**WHAT YOU HAVE TO DO**
Output the entries word for word. Omit images.

**INPUT RECORDS**

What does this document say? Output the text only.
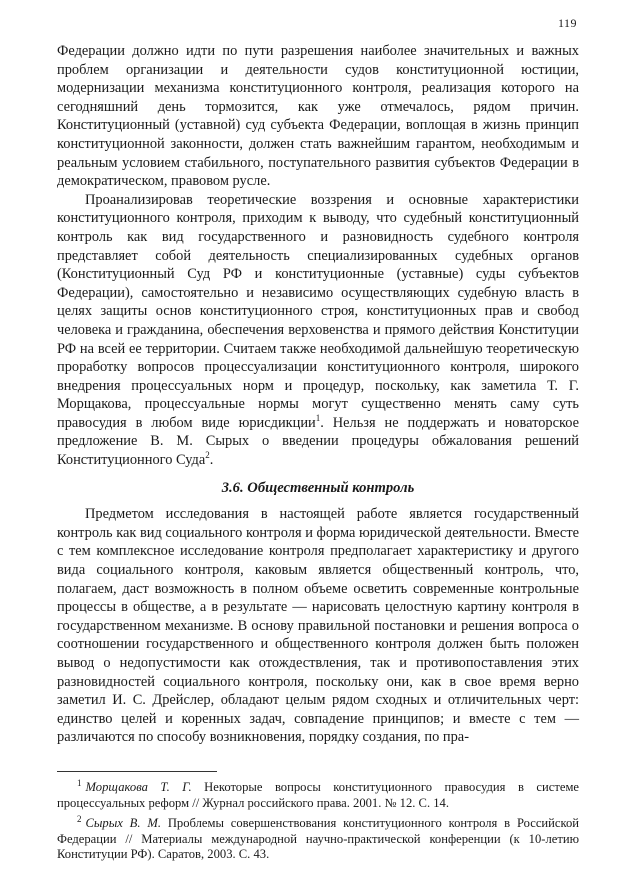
119

Федерации должно идти по пути разрешения наиболее значительных и важных проблем организации и деятельности судов конституционной юстиции, модернизации механизма конституционного контроля, реализация которого на сегодняшний день тормозится, как уже отмечалось, рядом причин. Конституционный (уставной) суд субъекта Федерации, воплощая в жизнь принцип конституционной законности, должен стать важнейшим гарантом, необходимым и реальным условием стабильного, поступательного развития субъектов Федерации в демократическом, правовом русле.

Проанализировав теоретические воззрения и основные характеристики конституционного контроля, приходим к выводу, что судебный конституционный контроль как вид государственного и разновидность судебного контроля представляет собой деятельность специализированных судебных органов (Конституционный Суд РФ и конституционные (уставные) суды субъектов Федерации), самостоятельно и независимо осуществляющих судебную власть в целях защиты основ конституционного строя, конституционных прав и свобод человека и гражданина, обеспечения верховенства и прямого действия Конституции РФ на всей ее территории. Считаем также необходимой дальнейшую теоретическую проработку вопросов процессуализации конституционного контроля, широкого внедрения процессуальных норм и процедур, поскольку, как заметила Т. Г. Морщакова, процессуальные нормы могут существенно менять саму суть правосудия в любом виде юрисдикции$^1$. Нельзя не поддержать и новаторское предложение В. М. Сырых о введении процедуры обжалования решений Конституционного Суда$^2$.

3.6. Общественный контроль

Предметом исследования в настоящей работе является государственный контроль как вид социального контроля и форма юридической деятельности. Вместе с тем комплексное исследование контроля предполагает характеристику и другого вида социального контроля, каковым является общественный контроль, что, полагаем, даст возможность в полном объеме осветить современные контрольные процессы в обществе, а в результате — нарисовать целостную картину контроля в государственном механизме. В основу правильной постановки и решения вопроса о соотношении государственного и общественного контроля должен быть положен вывод о недопустимости как отождествления, так и противопоставления этих разновидностей социального контроля, поскольку они, как в свое время верно заметил И. С. Дрейслер, обладают целым рядом сходных и отличительных черт: единство целей и коренных задач, совпадение принципов; и вместе с тем — различаются по способу возникновения, порядку создания, по пра-

$^1$ Морщакова Т. Г. Некоторые вопросы конституционного правосудия в системе процессуальных реформ // Журнал российского права. 2001. № 12. С. 14.

$^2$ Сырых В. М. Проблемы совершенствования конституционного контроля в Российской Федерации // Материалы международной научно-практической конференции (к 10-летию Конституции РФ). Саратов, 2003. С. 43.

**FULL OUTPUT**
What does this document say? Output the text only.
119

Федерации должно идти по пути разрешения наиболее значительных и важных проблем организации и деятельности судов конституционной юстиции, модернизации механизма конституционного контроля, реализация которого на сегодняшний день тормозится, как уже отмечалось, рядом причин. Конституционный (уставной) суд субъекта Федерации, воплощая в жизнь принцип конституционной законности, должен стать важнейшим гарантом, необходимым и реальным условием стабильного, поступательного развития субъектов Федерации в демократическом, правовом русле.

Проанализировав теоретические воззрения и основные характеристики конституционного контроля, приходим к выводу, что судебный конституционный контроль как вид государственного и разновидность судебного контроля представляет собой деятельность специализированных судебных органов (Конституционный Суд РФ и конституционные (уставные) суды субъектов Федерации), самостоятельно и независимо осуществляющих судебную власть в целях защиты основ конституционного строя, конституционных прав и свобод человека и гражданина, обеспечения верховенства и прямого действия Конституции РФ на всей ее территории. Считаем также необходимой дальнейшую теоретическую проработку вопросов процессуализации конституционного контроля, широкого внедрения процессуальных норм и процедур, поскольку, как заметила Т. Г. Морщакова, процессуальные нормы могут существенно менять саму суть правосудия в любом виде юрисдикции$^1$. Нельзя не поддержать и новаторское предложение В. М. Сырых о введении процедуры обжалования решений Конституционного Суда$^2$.

3.6. Общественный контроль

Предметом исследования в настоящей работе является государственный контроль как вид социального контроля и форма юридической деятельности. Вместе с тем комплексное исследование контроля предполагает характеристику и другого вида социального контроля, каковым является общественный контроль, что, полагаем, даст возможность в полном объеме осветить современные контрольные процессы в обществе, а в результате — нарисовать целостную картину контроля в государственном механизме. В основу правильной постановки и решения вопроса о соотношении государственного и общественного контроля должен быть положен вывод о недопустимости как отождествления, так и противопоставления этих разновидностей социального контроля, поскольку они, как в свое время верно заметил И. С. Дрейслер, обладают целым рядом сходных и отличительных черт: единство целей и коренных задач, совпадение принципов; и вместе с тем — различаются по способу возникновения, порядку создания, по пра-

$^1$ Морщакова Т. Г. Некоторые вопросы конституционного правосудия в системе процессуальных реформ // Журнал российского права. 2001. № 12. С. 14.

$^2$ Сырых В. М. Проблемы совершенствования конституционного контроля в Российской Федерации // Материалы международной научно-практической конференции (к 10-летию Конституции РФ). Саратов, 2003. С. 43.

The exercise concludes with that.